What you need to do →
Set down the records once more, please, exactly and with the pictures left out.

----

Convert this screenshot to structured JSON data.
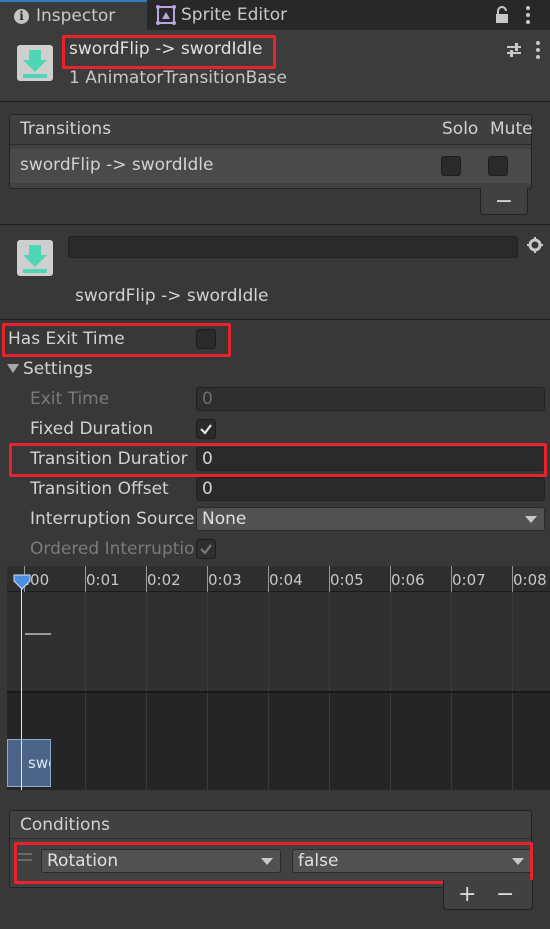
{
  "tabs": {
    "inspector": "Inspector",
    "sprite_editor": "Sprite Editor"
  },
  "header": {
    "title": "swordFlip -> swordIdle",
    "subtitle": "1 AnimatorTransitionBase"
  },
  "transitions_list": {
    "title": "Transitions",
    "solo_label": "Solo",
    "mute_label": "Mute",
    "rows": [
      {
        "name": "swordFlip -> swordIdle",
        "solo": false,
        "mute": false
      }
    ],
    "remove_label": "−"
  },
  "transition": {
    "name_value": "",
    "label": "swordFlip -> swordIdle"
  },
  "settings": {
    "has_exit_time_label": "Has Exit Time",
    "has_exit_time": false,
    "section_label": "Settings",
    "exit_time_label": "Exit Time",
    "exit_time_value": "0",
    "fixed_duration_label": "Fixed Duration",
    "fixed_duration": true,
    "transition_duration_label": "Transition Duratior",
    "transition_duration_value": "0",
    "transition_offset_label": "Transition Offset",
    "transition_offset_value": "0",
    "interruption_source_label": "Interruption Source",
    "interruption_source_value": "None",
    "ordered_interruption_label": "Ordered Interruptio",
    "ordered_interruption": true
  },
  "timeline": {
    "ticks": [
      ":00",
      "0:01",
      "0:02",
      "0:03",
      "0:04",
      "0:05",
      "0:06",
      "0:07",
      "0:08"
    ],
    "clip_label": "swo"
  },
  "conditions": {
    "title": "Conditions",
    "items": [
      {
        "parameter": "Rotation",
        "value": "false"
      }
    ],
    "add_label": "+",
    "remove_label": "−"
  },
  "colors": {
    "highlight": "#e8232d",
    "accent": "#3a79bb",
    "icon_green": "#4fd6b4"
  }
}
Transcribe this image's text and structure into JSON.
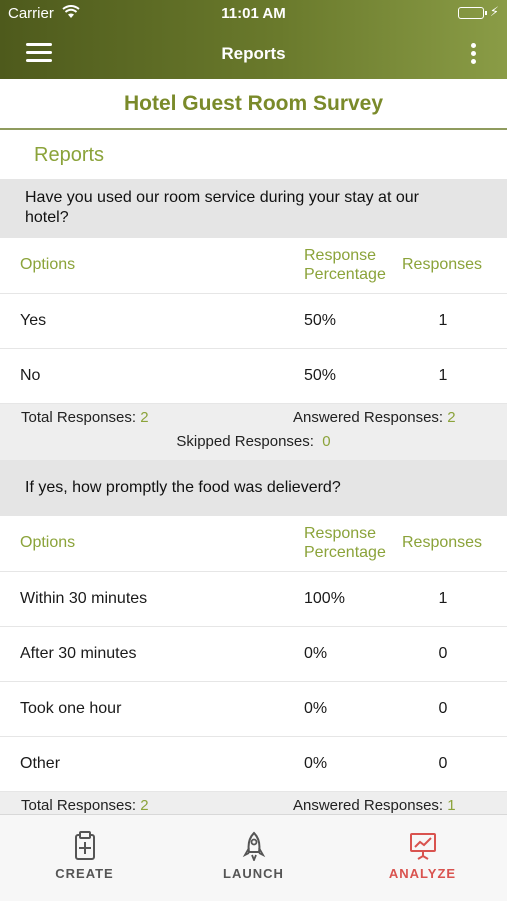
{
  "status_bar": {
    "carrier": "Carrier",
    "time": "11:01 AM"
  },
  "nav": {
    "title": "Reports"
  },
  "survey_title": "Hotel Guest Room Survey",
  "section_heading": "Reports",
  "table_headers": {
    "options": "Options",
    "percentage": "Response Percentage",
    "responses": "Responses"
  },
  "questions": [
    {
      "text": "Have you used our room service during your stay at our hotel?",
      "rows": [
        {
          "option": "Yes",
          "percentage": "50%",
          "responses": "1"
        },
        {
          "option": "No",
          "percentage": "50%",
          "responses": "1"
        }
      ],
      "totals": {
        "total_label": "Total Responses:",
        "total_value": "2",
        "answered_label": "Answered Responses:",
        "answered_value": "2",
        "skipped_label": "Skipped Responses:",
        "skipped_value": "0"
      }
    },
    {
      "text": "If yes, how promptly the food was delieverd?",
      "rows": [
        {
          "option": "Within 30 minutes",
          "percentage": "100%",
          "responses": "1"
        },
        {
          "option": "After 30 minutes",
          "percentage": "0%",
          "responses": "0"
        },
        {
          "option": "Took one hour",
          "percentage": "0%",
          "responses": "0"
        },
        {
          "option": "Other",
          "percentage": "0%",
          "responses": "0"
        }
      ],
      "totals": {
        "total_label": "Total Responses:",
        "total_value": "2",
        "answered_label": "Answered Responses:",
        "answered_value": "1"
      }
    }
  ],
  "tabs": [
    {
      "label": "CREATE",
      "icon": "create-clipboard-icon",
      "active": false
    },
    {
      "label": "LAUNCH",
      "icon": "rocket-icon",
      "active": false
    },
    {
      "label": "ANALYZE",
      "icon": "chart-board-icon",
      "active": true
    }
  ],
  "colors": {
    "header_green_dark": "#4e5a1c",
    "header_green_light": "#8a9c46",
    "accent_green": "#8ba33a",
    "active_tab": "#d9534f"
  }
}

----

Answer to this problem →
Convert this screenshot to structured JSON data.
{
  "tabs": {
    "inspector": "Inspector",
    "sprite_editor": "Sprite Editor"
  },
  "header": {
    "title": "swordFlip -> swordIdle",
    "subtitle": "1 AnimatorTransitionBase"
  },
  "transitions_list": {
    "title": "Transitions",
    "solo_label": "Solo",
    "mute_label": "Mute",
    "rows": [
      {
        "name": "swordFlip -> swordIdle",
        "solo": false,
        "mute": false
      }
    ],
    "remove_label": "−"
  },
  "transition": {
    "name_value": "",
    "label": "swordFlip -> swordIdle"
  },
  "settings": {
    "has_exit_time_label": "Has Exit Time",
    "has_exit_time": false,
    "section_label": "Settings",
    "exit_time_label": "Exit Time",
    "exit_time_value": "0",
    "fixed_duration_label": "Fixed Duration",
    "fixed_duration": true,
    "transition_duration_label": "Transition Duratior",
    "transition_duration_value": "0",
    "transition_offset_label": "Transition Offset",
    "transition_offset_value": "0",
    "interruption_source_label": "Interruption Source",
    "interruption_source_value": "None",
    "ordered_interruption_label": "Ordered Interruptio",
    "ordered_interruption": true
  },
  "timeline": {
    "ticks": [
      ":00",
      "0:01",
      "0:02",
      "0:03",
      "0:04",
      "0:05",
      "0:06",
      "0:07",
      "0:08"
    ],
    "clip_label": "swo"
  },
  "conditions": {
    "title": "Conditions",
    "items": [
      {
        "parameter": "Rotation",
        "value": "false"
      }
    ],
    "add_label": "+",
    "remove_label": "−"
  },
  "colors": {
    "highlight": "#e8232d",
    "accent": "#3a79bb",
    "icon_green": "#4fd6b4"
  }
}
Transcribe this image's text and structure into JSON.
{
  "status_bar": {
    "carrier": "Carrier",
    "time": "11:01 AM"
  },
  "nav": {
    "title": "Reports"
  },
  "survey_title": "Hotel Guest Room Survey",
  "section_heading": "Reports",
  "table_headers": {
    "options": "Options",
    "percentage": "Response Percentage",
    "responses": "Responses"
  },
  "questions": [
    {
      "text": "Have you used our room service during your stay at our hotel?",
      "rows": [
        {
          "option": "Yes",
          "percentage": "50%",
          "responses": "1"
        },
        {
          "option": "No",
          "percentage": "50%",
          "responses": "1"
        }
      ],
      "totals": {
        "total_label": "Total Responses:",
        "total_value": "2",
        "answered_label": "Answered Responses:",
        "answered_value": "2",
        "skipped_label": "Skipped Responses:",
        "skipped_value": "0"
      }
    },
    {
      "text": "If yes, how promptly the food was delieverd?",
      "rows": [
        {
          "option": "Within 30 minutes",
          "percentage": "100%",
          "responses": "1"
        },
        {
          "option": "After 30 minutes",
          "percentage": "0%",
          "responses": "0"
        },
        {
          "option": "Took one hour",
          "percentage": "0%",
          "responses": "0"
        },
        {
          "option": "Other",
          "percentage": "0%",
          "responses": "0"
        }
      ],
      "totals": {
        "total_label": "Total Responses:",
        "total_value": "2",
        "answered_label": "Answered Responses:",
        "answered_value": "1"
      }
    }
  ],
  "tabs": [
    {
      "label": "CREATE",
      "icon": "create-clipboard-icon",
      "active": false
    },
    {
      "label": "LAUNCH",
      "icon": "rocket-icon",
      "active": false
    },
    {
      "label": "ANALYZE",
      "icon": "chart-board-icon",
      "active": true
    }
  ],
  "colors": {
    "header_green_dark": "#4e5a1c",
    "header_green_light": "#8a9c46",
    "accent_green": "#8ba33a",
    "active_tab": "#d9534f"
  }
}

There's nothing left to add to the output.